### EXERCISE PROMPT
Write out the complete material exactly as it stands.
== DATA IN THIS EXERCISE ==
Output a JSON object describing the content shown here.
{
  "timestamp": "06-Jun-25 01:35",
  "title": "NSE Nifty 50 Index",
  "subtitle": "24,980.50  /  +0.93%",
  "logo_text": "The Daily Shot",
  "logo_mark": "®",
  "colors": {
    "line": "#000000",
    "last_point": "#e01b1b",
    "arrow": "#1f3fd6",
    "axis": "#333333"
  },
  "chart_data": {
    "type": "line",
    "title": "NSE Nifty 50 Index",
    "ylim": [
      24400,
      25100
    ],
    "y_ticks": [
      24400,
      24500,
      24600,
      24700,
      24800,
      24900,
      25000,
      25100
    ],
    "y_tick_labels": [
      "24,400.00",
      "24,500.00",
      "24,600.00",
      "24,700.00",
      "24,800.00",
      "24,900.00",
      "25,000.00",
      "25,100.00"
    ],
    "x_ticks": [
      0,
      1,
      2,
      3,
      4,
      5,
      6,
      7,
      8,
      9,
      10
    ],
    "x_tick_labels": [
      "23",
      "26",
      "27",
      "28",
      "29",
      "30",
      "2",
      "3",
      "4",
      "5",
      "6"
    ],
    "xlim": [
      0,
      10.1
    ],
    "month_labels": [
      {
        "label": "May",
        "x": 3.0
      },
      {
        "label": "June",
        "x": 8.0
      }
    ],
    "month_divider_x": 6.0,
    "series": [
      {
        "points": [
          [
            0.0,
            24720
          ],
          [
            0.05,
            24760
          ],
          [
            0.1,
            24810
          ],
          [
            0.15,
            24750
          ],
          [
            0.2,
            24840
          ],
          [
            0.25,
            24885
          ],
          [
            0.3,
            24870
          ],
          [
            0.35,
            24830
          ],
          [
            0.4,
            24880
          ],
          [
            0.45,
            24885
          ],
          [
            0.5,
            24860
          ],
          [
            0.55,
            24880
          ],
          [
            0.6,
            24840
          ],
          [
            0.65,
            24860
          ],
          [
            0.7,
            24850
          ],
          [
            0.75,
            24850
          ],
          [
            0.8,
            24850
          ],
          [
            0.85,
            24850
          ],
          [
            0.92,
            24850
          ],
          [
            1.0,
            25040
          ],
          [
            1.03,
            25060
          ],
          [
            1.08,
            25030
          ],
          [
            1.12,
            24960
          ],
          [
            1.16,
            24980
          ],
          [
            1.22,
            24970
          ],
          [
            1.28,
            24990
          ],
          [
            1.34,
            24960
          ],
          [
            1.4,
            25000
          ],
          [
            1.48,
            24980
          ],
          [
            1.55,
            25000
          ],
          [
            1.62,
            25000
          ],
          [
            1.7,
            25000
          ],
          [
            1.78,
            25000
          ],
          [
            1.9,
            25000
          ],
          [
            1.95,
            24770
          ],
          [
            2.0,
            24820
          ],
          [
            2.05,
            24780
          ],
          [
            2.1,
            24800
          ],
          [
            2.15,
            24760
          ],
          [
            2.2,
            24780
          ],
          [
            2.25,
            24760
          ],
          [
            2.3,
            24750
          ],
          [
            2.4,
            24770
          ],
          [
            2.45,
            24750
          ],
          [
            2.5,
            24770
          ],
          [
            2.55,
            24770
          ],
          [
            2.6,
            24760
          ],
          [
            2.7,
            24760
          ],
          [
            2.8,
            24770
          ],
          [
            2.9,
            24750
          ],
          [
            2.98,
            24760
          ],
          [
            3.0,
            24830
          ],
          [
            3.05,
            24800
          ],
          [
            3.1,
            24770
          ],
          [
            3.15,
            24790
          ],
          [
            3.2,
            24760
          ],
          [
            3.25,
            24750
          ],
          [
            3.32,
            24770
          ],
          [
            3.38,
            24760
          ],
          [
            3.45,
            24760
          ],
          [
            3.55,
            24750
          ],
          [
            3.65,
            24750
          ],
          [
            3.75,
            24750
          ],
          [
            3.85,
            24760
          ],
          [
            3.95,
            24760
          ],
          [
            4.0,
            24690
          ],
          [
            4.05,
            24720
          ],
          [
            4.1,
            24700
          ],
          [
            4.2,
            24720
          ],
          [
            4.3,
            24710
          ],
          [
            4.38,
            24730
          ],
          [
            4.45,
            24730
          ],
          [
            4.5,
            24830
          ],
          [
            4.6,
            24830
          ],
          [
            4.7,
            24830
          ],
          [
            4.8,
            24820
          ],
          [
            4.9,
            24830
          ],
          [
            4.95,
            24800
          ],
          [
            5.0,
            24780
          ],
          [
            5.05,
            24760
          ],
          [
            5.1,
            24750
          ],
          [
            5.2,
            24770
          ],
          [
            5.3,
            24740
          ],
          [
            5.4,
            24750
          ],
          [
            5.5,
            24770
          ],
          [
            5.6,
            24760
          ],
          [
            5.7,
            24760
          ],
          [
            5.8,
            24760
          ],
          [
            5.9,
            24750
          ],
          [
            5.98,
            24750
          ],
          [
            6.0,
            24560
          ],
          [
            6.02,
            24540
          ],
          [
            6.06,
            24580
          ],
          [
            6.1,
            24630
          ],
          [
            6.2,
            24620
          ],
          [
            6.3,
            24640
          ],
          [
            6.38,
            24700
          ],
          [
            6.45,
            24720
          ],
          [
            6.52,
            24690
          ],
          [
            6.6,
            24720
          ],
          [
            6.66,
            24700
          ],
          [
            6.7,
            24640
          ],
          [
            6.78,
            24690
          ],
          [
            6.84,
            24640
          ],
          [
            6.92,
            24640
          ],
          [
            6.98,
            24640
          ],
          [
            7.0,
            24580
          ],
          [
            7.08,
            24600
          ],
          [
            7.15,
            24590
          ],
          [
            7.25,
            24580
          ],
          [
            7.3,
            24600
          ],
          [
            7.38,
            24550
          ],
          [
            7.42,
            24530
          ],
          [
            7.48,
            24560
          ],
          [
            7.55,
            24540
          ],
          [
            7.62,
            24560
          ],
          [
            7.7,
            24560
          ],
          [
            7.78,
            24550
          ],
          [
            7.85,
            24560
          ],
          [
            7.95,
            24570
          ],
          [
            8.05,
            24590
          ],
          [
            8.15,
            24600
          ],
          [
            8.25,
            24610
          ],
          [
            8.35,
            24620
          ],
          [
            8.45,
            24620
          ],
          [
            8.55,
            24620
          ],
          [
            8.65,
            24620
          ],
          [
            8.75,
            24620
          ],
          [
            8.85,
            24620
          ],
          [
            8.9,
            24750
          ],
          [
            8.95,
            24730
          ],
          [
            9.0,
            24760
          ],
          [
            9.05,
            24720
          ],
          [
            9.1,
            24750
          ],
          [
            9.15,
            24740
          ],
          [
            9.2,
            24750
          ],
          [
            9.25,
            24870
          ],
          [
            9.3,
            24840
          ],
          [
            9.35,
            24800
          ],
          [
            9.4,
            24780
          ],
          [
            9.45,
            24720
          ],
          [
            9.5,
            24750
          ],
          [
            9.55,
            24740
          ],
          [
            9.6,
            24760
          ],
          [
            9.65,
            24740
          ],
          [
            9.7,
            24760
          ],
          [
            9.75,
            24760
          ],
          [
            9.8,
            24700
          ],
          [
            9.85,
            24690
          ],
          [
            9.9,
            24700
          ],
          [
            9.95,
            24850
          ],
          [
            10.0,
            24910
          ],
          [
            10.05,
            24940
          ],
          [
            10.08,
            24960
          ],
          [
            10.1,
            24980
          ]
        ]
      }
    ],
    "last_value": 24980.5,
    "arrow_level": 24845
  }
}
===
### RESULT
Output a JSON object describing the content shown here.
{
  "timestamp": "06-Jun-25 01:35",
  "title": "NSE Nifty 50 Index",
  "subtitle": "24,980.50  /  +0.93%",
  "logo_text": "The Daily Shot",
  "logo_mark": "®",
  "colors": {
    "line": "#000000",
    "last_point": "#e01b1b",
    "arrow": "#1f3fd6",
    "axis": "#333333"
  },
  "chart_data": {
    "type": "line",
    "title": "NSE Nifty 50 Index",
    "ylim": [
      24400,
      25100
    ],
    "y_ticks": [
      24400,
      24500,
      24600,
      24700,
      24800,
      24900,
      25000,
      25100
    ],
    "y_tick_labels": [
      "24,400.00",
      "24,500.00",
      "24,600.00",
      "24,700.00",
      "24,800.00",
      "24,900.00",
      "25,000.00",
      "25,100.00"
    ],
    "x_ticks": [
      0,
      1,
      2,
      3,
      4,
      5,
      6,
      7,
      8,
      9,
      10
    ],
    "x_tick_labels": [
      "23",
      "26",
      "27",
      "28",
      "29",
      "30",
      "2",
      "3",
      "4",
      "5",
      "6"
    ],
    "xlim": [
      0,
      10.1
    ],
    "month_labels": [
      {
        "label": "May",
        "x": 3.0
      },
      {
        "label": "June",
        "x": 8.0
      }
    ],
    "month_divider_x": 6.0,
    "series": [
      {
        "points": [
          [
            0.0,
            24720
          ],
          [
            0.05,
            24760
          ],
          [
            0.1,
            24810
          ],
          [
            0.15,
            24750
          ],
          [
            0.2,
            24840
          ],
          [
            0.25,
            24885
          ],
          [
            0.3,
            24870
          ],
          [
            0.35,
            24830
          ],
          [
            0.4,
            24880
          ],
          [
            0.45,
            24885
          ],
          [
            0.5,
            24860
          ],
          [
            0.55,
            24880
          ],
          [
            0.6,
            24840
          ],
          [
            0.65,
            24860
          ],
          [
            0.7,
            24850
          ],
          [
            0.75,
            24850
          ],
          [
            0.8,
            24850
          ],
          [
            0.85,
            24850
          ],
          [
            0.92,
            24850
          ],
          [
            1.0,
            25040
          ],
          [
            1.03,
            25060
          ],
          [
            1.08,
            25030
          ],
          [
            1.12,
            24960
          ],
          [
            1.16,
            24980
          ],
          [
            1.22,
            24970
          ],
          [
            1.28,
            24990
          ],
          [
            1.34,
            24960
          ],
          [
            1.4,
            25000
          ],
          [
            1.48,
            24980
          ],
          [
            1.55,
            25000
          ],
          [
            1.62,
            25000
          ],
          [
            1.7,
            25000
          ],
          [
            1.78,
            25000
          ],
          [
            1.9,
            25000
          ],
          [
            1.95,
            24770
          ],
          [
            2.0,
            24820
          ],
          [
            2.05,
            24780
          ],
          [
            2.1,
            24800
          ],
          [
            2.15,
            24760
          ],
          [
            2.2,
            24780
          ],
          [
            2.25,
            24760
          ],
          [
            2.3,
            24750
          ],
          [
            2.4,
            24770
          ],
          [
            2.45,
            24750
          ],
          [
            2.5,
            24770
          ],
          [
            2.55,
            24770
          ],
          [
            2.6,
            24760
          ],
          [
            2.7,
            24760
          ],
          [
            2.8,
            24770
          ],
          [
            2.9,
            24750
          ],
          [
            2.98,
            24760
          ],
          [
            3.0,
            24830
          ],
          [
            3.05,
            24800
          ],
          [
            3.1,
            24770
          ],
          [
            3.15,
            24790
          ],
          [
            3.2,
            24760
          ],
          [
            3.25,
            24750
          ],
          [
            3.32,
            24770
          ],
          [
            3.38,
            24760
          ],
          [
            3.45,
            24760
          ],
          [
            3.55,
            24750
          ],
          [
            3.65,
            24750
          ],
          [
            3.75,
            24750
          ],
          [
            3.85,
            24760
          ],
          [
            3.95,
            24760
          ],
          [
            4.0,
            24690
          ],
          [
            4.05,
            24720
          ],
          [
            4.1,
            24700
          ],
          [
            4.2,
            24720
          ],
          [
            4.3,
            24710
          ],
          [
            4.38,
            24730
          ],
          [
            4.45,
            24730
          ],
          [
            4.5,
            24830
          ],
          [
            4.6,
            24830
          ],
          [
            4.7,
            24830
          ],
          [
            4.8,
            24820
          ],
          [
            4.9,
            24830
          ],
          [
            4.95,
            24800
          ],
          [
            5.0,
            24780
          ],
          [
            5.05,
            24760
          ],
          [
            5.1,
            24750
          ],
          [
            5.2,
            24770
          ],
          [
            5.3,
            24740
          ],
          [
            5.4,
            24750
          ],
          [
            5.5,
            24770
          ],
          [
            5.6,
            24760
          ],
          [
            5.7,
            24760
          ],
          [
            5.8,
            24760
          ],
          [
            5.9,
            24750
          ],
          [
            5.98,
            24750
          ],
          [
            6.0,
            24560
          ],
          [
            6.02,
            24540
          ],
          [
            6.06,
            24580
          ],
          [
            6.1,
            24630
          ],
          [
            6.2,
            24620
          ],
          [
            6.3,
            24640
          ],
          [
            6.38,
            24700
          ],
          [
            6.45,
            24720
          ],
          [
            6.52,
            24690
          ],
          [
            6.6,
            24720
          ],
          [
            6.66,
            24700
          ],
          [
            6.7,
            24640
          ],
          [
            6.78,
            24690
          ],
          [
            6.84,
            24640
          ],
          [
            6.92,
            24640
          ],
          [
            6.98,
            24640
          ],
          [
            7.0,
            24580
          ],
          [
            7.08,
            24600
          ],
          [
            7.15,
            24590
          ],
          [
            7.25,
            24580
          ],
          [
            7.3,
            24600
          ],
          [
            7.38,
            24550
          ],
          [
            7.42,
            24530
          ],
          [
            7.48,
            24560
          ],
          [
            7.55,
            24540
          ],
          [
            7.62,
            24560
          ],
          [
            7.7,
            24560
          ],
          [
            7.78,
            24550
          ],
          [
            7.85,
            24560
          ],
          [
            7.95,
            24570
          ],
          [
            8.05,
            24590
          ],
          [
            8.15,
            24600
          ],
          [
            8.25,
            24610
          ],
          [
            8.35,
            24620
          ],
          [
            8.45,
            24620
          ],
          [
            8.55,
            24620
          ],
          [
            8.65,
            24620
          ],
          [
            8.75,
            24620
          ],
          [
            8.85,
            24620
          ],
          [
            8.9,
            24750
          ],
          [
            8.95,
            24730
          ],
          [
            9.0,
            24760
          ],
          [
            9.05,
            24720
          ],
          [
            9.1,
            24750
          ],
          [
            9.15,
            24740
          ],
          [
            9.2,
            24750
          ],
          [
            9.25,
            24870
          ],
          [
            9.3,
            24840
          ],
          [
            9.35,
            24800
          ],
          [
            9.4,
            24780
          ],
          [
            9.45,
            24720
          ],
          [
            9.5,
            24750
          ],
          [
            9.55,
            24740
          ],
          [
            9.6,
            24760
          ],
          [
            9.65,
            24740
          ],
          [
            9.7,
            24760
          ],
          [
            9.75,
            24760
          ],
          [
            9.8,
            24700
          ],
          [
            9.85,
            24690
          ],
          [
            9.9,
            24700
          ],
          [
            9.95,
            24850
          ],
          [
            10.0,
            24910
          ],
          [
            10.05,
            24940
          ],
          [
            10.08,
            24960
          ],
          [
            10.1,
            24980
          ]
        ]
      }
    ],
    "last_value": 24980.5,
    "arrow_level": 24845
  }
}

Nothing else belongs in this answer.